Look through the lines below and extract any with the word "wavelength".

**Dataset content**
- - - - -

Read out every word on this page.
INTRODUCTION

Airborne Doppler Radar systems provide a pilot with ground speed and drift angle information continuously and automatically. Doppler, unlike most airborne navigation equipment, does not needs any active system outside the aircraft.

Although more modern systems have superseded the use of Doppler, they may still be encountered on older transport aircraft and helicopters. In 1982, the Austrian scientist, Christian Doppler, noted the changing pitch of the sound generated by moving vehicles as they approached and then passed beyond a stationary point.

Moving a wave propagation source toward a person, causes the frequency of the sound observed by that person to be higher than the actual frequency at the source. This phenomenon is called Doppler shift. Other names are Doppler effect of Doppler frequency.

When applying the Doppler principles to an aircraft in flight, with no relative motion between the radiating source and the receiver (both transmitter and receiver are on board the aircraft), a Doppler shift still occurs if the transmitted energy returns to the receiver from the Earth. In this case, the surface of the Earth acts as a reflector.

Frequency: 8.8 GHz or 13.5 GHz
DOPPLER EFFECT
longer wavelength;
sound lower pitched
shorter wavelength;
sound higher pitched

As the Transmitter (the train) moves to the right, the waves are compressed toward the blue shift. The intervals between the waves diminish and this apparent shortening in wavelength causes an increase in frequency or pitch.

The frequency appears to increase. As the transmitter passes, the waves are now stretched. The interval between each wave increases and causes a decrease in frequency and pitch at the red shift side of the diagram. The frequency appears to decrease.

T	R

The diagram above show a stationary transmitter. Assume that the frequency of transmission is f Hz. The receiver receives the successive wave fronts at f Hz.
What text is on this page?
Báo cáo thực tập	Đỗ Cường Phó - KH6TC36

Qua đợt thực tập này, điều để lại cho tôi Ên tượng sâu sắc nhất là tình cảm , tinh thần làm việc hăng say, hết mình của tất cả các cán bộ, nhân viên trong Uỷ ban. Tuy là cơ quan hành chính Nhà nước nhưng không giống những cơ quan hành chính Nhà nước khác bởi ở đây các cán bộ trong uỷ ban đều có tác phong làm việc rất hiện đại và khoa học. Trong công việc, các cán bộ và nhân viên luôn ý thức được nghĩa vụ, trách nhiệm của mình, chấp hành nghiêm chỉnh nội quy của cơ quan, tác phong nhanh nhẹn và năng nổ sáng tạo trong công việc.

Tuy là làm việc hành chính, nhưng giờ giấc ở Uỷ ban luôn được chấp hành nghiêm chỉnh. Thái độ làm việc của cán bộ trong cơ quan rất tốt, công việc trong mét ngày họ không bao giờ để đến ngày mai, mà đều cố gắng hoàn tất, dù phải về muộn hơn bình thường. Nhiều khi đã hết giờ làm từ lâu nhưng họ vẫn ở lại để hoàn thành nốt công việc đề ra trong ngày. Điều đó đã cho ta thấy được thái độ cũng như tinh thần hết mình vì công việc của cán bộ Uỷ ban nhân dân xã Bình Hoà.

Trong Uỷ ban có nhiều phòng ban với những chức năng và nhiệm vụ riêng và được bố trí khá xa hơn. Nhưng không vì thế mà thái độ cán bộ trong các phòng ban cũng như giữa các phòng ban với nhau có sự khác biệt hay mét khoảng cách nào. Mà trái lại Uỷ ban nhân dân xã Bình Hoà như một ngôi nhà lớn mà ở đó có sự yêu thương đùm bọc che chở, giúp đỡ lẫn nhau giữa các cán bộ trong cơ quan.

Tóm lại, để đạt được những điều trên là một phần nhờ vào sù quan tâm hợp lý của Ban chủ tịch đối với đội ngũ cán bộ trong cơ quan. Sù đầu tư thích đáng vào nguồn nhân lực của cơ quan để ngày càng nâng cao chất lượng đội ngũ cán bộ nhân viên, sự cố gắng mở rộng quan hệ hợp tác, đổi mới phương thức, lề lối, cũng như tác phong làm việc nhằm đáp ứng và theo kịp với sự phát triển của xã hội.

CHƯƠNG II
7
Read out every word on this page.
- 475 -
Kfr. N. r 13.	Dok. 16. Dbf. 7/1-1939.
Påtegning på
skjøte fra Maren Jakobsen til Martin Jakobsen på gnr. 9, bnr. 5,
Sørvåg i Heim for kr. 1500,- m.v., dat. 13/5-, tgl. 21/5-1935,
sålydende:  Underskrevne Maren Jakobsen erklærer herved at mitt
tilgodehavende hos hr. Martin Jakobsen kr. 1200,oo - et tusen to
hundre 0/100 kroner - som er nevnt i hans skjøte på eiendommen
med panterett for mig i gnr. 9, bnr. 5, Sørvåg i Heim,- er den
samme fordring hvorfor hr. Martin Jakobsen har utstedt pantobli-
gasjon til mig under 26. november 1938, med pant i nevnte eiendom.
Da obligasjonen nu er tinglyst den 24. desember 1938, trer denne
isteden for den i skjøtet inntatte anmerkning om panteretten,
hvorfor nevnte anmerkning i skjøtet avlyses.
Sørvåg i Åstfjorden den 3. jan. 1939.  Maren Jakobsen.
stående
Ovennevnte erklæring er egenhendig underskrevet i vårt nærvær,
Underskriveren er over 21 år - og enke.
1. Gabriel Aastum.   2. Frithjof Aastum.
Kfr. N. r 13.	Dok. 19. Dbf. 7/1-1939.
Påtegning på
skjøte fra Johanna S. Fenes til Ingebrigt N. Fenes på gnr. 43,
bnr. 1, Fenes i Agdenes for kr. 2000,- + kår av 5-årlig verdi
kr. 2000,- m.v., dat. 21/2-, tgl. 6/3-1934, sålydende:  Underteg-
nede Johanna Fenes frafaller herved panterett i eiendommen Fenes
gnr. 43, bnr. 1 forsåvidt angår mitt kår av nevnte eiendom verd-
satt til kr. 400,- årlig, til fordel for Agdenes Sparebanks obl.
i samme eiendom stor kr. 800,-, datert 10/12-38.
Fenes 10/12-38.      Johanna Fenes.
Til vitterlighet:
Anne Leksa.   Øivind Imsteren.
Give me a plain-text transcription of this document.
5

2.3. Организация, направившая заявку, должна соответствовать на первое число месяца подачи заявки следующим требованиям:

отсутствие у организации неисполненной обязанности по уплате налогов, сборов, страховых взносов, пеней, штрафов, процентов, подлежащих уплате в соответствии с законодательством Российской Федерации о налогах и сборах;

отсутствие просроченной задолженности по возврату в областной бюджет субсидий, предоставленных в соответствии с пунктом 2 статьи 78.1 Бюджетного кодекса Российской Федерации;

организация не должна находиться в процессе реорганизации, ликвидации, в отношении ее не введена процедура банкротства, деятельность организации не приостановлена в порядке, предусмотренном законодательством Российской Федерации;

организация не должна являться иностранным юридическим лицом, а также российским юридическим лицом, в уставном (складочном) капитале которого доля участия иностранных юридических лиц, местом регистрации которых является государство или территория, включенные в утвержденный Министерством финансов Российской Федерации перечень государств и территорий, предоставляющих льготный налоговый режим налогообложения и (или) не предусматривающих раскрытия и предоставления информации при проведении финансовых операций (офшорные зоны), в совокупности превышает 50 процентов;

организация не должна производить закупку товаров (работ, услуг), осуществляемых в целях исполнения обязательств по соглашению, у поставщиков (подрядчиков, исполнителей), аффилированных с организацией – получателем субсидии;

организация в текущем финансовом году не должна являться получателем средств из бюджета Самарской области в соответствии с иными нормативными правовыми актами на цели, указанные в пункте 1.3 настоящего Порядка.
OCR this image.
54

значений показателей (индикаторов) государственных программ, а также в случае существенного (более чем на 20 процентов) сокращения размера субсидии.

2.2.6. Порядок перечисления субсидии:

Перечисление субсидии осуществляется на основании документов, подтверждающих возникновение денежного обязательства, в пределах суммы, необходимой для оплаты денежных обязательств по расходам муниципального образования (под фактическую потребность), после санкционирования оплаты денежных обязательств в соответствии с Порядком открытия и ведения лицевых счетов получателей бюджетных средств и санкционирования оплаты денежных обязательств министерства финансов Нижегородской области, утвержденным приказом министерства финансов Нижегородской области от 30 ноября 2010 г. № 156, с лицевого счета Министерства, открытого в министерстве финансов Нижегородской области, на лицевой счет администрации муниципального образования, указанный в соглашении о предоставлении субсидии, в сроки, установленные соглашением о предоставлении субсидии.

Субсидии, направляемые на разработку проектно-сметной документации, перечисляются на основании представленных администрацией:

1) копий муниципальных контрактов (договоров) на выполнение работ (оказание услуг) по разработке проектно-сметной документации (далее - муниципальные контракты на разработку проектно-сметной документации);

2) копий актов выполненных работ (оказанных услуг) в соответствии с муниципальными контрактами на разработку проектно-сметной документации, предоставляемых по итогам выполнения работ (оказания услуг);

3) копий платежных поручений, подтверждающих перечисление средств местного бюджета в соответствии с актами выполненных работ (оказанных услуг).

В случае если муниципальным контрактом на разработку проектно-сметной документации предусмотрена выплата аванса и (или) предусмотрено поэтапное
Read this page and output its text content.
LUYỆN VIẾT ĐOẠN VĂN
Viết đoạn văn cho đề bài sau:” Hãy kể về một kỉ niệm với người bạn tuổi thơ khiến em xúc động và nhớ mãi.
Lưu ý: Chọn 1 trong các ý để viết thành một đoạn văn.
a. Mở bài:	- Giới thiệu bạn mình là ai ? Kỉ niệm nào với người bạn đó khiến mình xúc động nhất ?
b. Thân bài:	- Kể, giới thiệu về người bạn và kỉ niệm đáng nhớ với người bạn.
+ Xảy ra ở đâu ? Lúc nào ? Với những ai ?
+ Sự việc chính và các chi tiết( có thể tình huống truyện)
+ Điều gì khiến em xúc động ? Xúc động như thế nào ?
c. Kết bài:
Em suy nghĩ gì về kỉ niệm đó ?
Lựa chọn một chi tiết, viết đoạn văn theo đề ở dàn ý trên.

- - - - -

**The completed task**
longer wavelength;
shorter wavelength;
As the Transmitter (the train) moves to the right, the waves are compressed toward the blue shift. The intervals between the waves diminish and this apparent shortening in wavelength causes an increase in frequency or pitch.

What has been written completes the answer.